__THE REQUEST__
Reproduce each line bearing the word "name".

__ENTRIES__
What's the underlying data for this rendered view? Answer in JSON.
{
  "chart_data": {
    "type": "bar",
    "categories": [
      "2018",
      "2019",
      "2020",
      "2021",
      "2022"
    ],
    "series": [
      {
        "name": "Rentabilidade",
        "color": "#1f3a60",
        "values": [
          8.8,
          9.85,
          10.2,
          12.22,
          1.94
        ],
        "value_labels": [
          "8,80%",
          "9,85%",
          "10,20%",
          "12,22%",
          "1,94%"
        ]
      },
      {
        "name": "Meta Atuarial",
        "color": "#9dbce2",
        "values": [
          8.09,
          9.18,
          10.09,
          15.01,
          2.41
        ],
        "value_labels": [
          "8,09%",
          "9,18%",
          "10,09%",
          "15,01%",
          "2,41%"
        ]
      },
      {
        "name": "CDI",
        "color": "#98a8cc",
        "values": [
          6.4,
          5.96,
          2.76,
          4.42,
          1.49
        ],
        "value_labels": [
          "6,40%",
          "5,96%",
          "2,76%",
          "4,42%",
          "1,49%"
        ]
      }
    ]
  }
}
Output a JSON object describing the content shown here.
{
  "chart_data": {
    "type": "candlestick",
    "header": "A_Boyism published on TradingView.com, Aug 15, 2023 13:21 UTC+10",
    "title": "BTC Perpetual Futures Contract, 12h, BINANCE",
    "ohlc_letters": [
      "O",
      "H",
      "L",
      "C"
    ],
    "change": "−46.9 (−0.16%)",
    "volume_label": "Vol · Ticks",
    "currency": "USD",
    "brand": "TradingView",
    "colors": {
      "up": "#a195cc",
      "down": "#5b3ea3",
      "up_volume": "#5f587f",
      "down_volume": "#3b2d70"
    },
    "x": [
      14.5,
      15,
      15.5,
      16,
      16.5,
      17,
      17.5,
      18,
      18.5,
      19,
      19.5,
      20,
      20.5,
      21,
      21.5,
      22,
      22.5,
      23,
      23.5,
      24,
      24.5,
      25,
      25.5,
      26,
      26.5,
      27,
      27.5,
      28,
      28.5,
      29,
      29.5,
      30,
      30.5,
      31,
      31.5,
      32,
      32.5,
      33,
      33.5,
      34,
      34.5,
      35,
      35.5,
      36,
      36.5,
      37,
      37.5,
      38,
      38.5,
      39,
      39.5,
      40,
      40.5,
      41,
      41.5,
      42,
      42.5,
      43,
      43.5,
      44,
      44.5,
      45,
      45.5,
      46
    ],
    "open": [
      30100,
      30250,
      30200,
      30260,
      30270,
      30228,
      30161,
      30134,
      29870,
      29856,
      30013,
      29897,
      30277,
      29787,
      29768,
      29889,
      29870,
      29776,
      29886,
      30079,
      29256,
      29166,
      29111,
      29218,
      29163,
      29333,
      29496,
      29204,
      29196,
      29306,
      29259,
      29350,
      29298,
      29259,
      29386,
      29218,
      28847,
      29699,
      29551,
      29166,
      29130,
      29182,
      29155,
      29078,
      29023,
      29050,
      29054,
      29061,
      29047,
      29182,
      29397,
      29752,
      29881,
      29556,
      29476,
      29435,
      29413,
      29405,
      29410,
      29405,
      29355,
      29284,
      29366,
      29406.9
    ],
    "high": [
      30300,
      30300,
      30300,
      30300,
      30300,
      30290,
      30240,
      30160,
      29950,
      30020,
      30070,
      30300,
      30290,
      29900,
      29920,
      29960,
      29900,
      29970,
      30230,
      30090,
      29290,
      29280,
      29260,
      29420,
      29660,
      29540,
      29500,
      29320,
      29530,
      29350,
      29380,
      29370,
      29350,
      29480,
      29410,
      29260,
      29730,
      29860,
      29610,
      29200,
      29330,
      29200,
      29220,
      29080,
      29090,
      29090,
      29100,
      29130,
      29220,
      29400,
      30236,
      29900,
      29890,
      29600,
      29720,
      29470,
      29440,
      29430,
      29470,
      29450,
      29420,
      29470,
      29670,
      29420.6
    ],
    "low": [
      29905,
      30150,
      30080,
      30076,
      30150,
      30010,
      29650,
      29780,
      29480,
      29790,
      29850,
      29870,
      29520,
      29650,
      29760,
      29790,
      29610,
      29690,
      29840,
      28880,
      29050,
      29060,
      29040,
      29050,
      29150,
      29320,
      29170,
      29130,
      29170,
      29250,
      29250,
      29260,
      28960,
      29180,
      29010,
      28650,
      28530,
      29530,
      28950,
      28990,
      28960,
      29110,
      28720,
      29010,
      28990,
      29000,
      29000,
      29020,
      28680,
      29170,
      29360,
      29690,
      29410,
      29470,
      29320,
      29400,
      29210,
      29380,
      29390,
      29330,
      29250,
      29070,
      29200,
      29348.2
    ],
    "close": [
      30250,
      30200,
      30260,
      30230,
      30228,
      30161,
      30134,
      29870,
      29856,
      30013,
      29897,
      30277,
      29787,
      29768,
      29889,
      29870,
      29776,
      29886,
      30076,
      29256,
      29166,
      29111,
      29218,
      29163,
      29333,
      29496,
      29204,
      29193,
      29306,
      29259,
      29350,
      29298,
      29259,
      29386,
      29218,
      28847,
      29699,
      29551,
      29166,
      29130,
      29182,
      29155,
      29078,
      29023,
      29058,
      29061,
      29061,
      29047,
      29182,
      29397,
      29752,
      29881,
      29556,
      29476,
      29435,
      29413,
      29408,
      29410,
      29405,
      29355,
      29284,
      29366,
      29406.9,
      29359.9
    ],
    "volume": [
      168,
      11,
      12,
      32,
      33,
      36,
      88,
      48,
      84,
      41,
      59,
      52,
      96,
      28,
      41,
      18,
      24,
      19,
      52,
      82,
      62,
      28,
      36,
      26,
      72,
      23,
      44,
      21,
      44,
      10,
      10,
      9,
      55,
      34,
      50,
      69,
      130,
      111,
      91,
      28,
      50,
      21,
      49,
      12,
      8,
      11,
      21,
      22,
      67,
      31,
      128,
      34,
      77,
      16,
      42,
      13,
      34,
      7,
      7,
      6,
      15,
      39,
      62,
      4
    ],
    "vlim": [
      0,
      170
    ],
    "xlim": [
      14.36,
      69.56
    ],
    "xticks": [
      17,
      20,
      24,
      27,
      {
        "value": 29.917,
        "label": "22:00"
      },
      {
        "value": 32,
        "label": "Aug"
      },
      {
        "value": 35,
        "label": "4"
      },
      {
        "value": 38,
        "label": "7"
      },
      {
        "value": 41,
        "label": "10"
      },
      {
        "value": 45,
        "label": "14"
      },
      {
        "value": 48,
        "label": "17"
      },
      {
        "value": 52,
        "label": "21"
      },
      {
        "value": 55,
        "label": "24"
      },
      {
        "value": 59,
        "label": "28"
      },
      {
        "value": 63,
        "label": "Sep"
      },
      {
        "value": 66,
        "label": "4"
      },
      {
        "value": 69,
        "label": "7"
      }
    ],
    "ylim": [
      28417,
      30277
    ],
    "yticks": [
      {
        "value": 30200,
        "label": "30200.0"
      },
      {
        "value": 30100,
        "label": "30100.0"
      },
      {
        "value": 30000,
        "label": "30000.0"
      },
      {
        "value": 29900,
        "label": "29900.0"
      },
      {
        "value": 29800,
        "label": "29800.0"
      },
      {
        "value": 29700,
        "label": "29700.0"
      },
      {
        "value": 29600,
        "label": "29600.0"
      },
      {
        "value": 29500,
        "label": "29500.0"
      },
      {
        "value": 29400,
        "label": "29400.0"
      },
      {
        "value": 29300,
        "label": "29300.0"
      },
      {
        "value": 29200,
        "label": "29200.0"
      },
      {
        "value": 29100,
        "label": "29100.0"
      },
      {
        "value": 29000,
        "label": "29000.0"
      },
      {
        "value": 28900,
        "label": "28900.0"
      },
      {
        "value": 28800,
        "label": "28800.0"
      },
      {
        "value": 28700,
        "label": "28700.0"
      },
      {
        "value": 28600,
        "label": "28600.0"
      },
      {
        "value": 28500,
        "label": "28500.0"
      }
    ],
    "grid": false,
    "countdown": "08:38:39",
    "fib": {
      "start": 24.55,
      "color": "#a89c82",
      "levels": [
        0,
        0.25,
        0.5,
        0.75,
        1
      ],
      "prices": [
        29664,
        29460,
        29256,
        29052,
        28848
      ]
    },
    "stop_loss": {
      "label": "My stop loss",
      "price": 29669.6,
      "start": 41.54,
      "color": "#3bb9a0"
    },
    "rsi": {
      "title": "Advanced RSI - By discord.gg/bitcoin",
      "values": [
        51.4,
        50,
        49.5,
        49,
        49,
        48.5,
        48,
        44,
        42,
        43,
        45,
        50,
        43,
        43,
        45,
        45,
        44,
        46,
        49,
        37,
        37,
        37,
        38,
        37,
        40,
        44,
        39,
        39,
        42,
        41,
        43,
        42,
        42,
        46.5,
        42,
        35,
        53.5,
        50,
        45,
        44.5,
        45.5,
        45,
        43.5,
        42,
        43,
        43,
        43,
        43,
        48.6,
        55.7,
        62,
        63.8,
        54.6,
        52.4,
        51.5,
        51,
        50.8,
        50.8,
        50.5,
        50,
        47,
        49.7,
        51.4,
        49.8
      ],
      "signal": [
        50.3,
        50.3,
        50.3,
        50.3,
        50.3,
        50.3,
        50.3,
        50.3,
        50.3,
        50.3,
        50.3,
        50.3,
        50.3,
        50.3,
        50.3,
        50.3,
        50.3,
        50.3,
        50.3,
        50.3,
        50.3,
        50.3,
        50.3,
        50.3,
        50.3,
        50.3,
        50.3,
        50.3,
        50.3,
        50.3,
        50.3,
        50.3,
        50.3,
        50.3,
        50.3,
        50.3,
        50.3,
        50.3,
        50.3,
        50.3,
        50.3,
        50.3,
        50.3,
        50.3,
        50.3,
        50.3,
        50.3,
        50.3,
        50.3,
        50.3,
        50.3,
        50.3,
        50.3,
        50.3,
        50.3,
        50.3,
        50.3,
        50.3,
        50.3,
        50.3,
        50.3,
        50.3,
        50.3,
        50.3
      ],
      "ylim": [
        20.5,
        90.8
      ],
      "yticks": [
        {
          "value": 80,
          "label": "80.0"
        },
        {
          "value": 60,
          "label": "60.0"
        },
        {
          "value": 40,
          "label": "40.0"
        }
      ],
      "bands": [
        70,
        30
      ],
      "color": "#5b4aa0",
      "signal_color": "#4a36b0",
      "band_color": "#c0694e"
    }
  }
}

__TASK SOLUTION__
        "name": "Rentabilidade",
        "name": "Meta Atuarial",
        "name": "CDI",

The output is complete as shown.